I think Part of the reason for efficiency was that it began on extremely modest hardware. Very, very, very tiny. And so you couldn't get carried away.

S3

Speaker 3

30:23

You couldn't do a lot of complicated things because you just didn't have the resources, either processor speed or memory. And so that enforced a certain minimality of mechanisms and maybe a search for generalizations so that you would find 1 mechanism that served for a lot of different things rather than having lots of different special cases. I think the file system in Unix is a good example of that. The file system interface in its fundamental form is extremely straightforward.

S3

Speaker 3

30:53

And that means that you can write code very, very effectively for the file system. And then 1 of those generalizations is that, gee, that file system interface works for all kinds of other things as well. And so in particular, the idea of reading and writing to devices is the same as reading and writing to a disk that has a file system. And then that gets carried further in other parts of the world.

Task details
In the Unix transcript, which two resources does the speaker say the early hardware lacked?

Entries provided
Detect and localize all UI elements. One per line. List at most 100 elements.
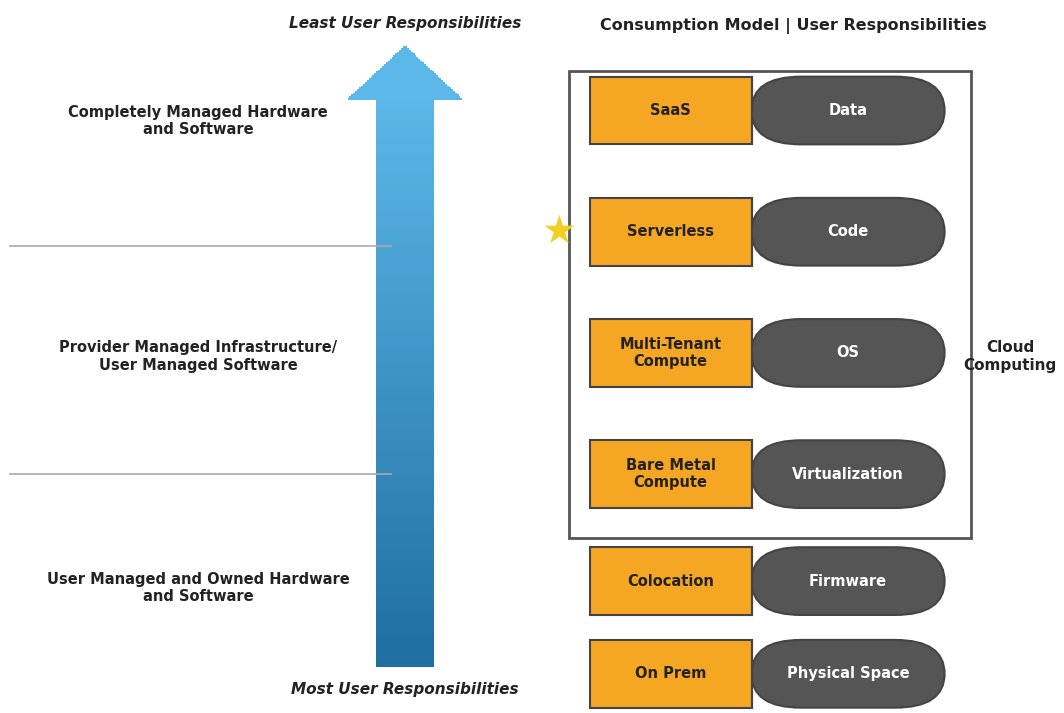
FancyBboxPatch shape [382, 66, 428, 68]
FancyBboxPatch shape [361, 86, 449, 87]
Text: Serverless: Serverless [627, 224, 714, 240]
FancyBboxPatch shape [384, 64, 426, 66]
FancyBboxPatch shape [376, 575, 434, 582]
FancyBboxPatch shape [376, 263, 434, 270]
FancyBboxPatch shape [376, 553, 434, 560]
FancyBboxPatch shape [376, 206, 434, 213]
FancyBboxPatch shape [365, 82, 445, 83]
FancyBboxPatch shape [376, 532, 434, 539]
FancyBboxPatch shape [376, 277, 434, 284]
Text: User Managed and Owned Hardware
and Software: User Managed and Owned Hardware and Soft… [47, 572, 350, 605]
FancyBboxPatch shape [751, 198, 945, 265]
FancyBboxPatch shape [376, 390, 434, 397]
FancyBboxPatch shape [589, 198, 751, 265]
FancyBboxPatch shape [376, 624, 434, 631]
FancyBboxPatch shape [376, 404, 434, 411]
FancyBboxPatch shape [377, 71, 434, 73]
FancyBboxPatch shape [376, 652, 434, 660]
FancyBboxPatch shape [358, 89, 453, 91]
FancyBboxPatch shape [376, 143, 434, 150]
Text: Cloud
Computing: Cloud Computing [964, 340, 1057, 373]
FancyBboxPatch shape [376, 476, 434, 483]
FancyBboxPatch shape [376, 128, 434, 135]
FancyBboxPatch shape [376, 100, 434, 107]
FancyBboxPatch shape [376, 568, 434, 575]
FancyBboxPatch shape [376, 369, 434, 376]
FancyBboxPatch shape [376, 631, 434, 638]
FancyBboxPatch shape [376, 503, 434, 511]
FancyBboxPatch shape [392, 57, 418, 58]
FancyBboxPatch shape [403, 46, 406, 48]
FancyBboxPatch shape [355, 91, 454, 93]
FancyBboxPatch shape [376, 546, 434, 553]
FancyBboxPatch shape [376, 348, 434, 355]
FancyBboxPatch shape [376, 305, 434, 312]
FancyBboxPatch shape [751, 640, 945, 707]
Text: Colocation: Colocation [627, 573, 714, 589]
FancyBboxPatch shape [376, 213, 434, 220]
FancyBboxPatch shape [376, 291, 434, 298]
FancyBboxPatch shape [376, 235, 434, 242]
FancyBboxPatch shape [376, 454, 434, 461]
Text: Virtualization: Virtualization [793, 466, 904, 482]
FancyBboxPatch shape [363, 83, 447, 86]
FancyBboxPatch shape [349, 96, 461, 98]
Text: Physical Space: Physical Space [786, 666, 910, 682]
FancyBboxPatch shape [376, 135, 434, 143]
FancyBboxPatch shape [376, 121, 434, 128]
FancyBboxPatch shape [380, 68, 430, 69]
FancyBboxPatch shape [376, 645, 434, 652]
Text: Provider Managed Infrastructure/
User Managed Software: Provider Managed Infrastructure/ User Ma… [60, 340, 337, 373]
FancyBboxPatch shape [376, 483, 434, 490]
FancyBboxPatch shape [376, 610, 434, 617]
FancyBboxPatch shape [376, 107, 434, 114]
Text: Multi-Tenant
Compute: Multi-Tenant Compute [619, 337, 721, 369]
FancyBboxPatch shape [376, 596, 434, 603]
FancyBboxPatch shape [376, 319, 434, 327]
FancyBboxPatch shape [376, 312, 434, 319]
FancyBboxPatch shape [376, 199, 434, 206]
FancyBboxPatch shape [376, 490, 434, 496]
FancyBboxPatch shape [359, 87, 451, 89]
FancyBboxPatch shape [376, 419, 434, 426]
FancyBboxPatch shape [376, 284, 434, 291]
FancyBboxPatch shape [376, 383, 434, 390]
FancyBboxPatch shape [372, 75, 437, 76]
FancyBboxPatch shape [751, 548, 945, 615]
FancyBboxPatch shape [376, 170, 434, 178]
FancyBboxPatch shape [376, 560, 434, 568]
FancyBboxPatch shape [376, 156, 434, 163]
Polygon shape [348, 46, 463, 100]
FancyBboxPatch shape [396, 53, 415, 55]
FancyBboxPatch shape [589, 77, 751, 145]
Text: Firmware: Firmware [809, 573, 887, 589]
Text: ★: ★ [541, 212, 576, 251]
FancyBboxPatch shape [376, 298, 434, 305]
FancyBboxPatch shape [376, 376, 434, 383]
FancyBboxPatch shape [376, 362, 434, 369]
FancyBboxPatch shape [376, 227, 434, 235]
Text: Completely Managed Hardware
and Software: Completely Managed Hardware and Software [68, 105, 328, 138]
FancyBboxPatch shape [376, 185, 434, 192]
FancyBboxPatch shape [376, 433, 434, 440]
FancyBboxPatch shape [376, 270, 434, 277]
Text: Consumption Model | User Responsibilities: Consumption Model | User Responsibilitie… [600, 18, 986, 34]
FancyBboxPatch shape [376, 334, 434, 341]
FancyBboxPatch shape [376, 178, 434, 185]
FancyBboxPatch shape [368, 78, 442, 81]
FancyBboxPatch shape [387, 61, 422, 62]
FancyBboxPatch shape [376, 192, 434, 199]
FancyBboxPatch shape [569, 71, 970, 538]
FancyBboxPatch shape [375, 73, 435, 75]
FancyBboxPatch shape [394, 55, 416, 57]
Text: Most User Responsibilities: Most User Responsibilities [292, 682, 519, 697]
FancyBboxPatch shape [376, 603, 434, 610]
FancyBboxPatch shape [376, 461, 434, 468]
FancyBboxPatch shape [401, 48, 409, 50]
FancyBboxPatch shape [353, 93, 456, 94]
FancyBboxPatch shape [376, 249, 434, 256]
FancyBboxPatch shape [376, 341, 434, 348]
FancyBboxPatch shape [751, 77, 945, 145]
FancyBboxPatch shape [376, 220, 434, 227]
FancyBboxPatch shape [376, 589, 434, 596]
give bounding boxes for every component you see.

---

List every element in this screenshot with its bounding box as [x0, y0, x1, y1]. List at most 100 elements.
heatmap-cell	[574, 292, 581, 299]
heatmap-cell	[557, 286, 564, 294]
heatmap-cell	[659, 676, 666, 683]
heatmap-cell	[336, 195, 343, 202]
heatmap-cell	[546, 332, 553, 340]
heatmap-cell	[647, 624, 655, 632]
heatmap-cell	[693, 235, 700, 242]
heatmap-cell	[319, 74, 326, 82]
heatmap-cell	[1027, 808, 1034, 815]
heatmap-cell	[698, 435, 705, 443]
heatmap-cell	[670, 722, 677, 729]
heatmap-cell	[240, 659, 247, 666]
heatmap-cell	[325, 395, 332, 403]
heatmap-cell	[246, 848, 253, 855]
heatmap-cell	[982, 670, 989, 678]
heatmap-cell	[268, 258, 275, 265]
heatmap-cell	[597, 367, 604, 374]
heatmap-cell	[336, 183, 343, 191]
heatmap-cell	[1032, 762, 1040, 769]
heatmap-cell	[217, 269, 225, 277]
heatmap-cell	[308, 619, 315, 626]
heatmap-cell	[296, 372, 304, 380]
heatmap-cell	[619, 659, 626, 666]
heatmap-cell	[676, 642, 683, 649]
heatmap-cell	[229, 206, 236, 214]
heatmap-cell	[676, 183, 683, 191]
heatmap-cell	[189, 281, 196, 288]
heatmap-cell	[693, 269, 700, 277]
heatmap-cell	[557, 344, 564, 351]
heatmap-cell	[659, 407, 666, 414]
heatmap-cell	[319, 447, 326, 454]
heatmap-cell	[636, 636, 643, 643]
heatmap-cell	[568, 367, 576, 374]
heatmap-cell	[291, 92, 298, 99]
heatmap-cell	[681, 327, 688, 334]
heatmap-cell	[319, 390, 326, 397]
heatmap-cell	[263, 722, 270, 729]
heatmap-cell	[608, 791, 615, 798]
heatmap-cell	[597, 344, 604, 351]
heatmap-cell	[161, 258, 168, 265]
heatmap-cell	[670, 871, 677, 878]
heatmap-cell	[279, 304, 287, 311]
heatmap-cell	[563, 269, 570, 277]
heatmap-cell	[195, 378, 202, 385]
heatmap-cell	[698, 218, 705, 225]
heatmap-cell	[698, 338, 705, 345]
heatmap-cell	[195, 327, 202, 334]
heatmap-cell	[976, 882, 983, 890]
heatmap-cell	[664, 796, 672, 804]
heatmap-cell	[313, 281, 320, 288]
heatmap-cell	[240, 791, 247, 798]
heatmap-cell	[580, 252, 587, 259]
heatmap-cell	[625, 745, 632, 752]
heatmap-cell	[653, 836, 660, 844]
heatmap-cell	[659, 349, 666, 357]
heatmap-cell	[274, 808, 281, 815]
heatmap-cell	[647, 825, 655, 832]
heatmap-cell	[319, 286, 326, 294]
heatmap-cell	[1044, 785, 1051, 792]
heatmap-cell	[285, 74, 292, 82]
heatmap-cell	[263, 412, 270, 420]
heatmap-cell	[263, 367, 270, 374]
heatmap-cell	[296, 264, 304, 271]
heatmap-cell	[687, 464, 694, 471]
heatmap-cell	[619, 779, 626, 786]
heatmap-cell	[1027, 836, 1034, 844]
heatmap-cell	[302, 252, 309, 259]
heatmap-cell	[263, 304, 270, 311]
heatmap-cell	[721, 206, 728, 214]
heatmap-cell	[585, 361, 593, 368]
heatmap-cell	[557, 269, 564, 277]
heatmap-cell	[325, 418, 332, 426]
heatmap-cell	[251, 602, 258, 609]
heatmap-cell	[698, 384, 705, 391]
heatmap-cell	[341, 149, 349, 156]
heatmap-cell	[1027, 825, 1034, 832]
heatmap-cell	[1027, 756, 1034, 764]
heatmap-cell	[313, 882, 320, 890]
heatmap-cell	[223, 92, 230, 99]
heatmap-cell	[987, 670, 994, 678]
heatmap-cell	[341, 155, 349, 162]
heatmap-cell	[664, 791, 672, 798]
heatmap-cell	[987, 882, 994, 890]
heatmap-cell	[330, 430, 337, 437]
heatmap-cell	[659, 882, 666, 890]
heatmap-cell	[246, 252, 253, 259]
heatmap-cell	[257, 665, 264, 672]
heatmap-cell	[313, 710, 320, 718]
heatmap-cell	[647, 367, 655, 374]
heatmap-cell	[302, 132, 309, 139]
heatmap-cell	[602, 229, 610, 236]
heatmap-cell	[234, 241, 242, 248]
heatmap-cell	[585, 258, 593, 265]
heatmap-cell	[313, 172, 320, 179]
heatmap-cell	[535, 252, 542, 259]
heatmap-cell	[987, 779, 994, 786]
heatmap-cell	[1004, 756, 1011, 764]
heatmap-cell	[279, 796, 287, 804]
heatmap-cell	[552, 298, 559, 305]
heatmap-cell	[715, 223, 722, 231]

Output
Processor speed and memory.